WRITTEN TASK:
Extract every line that includes the string "произносить".

(Saved entries)
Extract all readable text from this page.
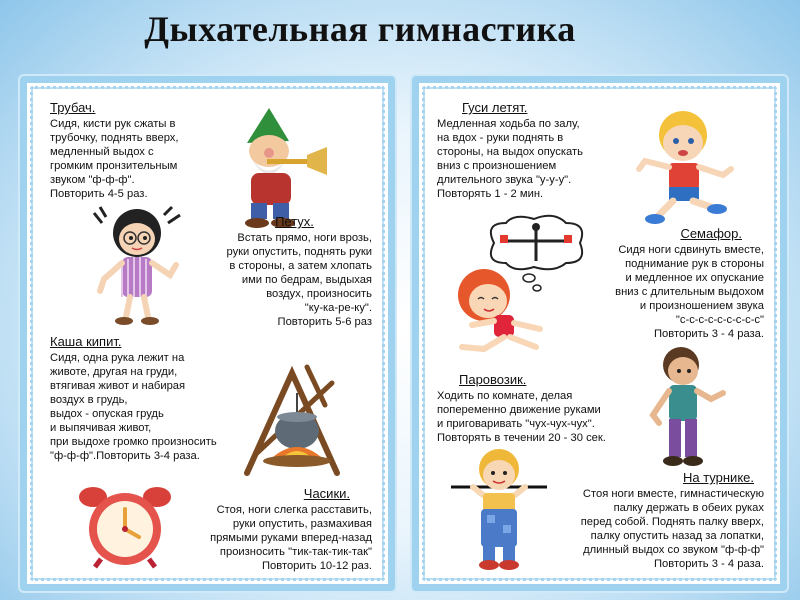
Дыхательная гимнастика
Трубач.

Сидя, кисти рук сжаты в
трубочку, поднять вверх,
медленный выдох с
громким пронзительным
звуком "ф-ф-ф".
Повторить 4-5 раз.

Петух.

Встать прямо, ноги врозь,
руки опустить, поднять руки
в стороны, а затем хлопать
ими по бедрам, выдыхая
воздух, произносить
"ку-ка-ре-ку".
Повторить 5-6 раз

Каша кипит.

Сидя, одна рука лежит на
животе, другая на груди,
втягивая живот и набирая
воздух в грудь,
выдох - опуская грудь
и выпячивая живот,
при выдохе громко произносить
"ф-ф-ф".Повторить 3-4 раза.

Часики.

Стоя, ноги слегка расставить,
руки опустить, размахивая
прямыми руками вперед-назад
произносить "тик-так-тик-так"
Повторить 10-12 раз.

Гуси летят.

Медленная ходьба по залу,
на вдох - руки поднять в
стороны, на выдох опускать
вниз с произношением
длительного звука "у-у-у".
Повторять 1 - 2 мин.

Семафор.

Сидя ноги сдвинуть вместе,
поднимание рук в стороны
и медленное их опускание
вниз с длительным выдохом
и произношением звука
"с-с-с-с-с-с-с-с-с"
Повторить 3 - 4 раза.

Паровозик.

Ходить по комнате, делая
попеременно движение руками
и приговаривать "чух-чух-чух".
Повторять в течении 20 - 30 сек.

На турнике.

Стоя ноги вместе, гимнастическую
палку держать в обеих руках
перед собой. Поднять палку вверх,
палку опустить назад за лопатки,
длинный выдох со звуком "ф-ф-ф"
Повторить 3 - 4 раза.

PROBLEM SOLUTION:
воздух, произносить
при выдохе громко произносить
произносить "тик-так-тик-так"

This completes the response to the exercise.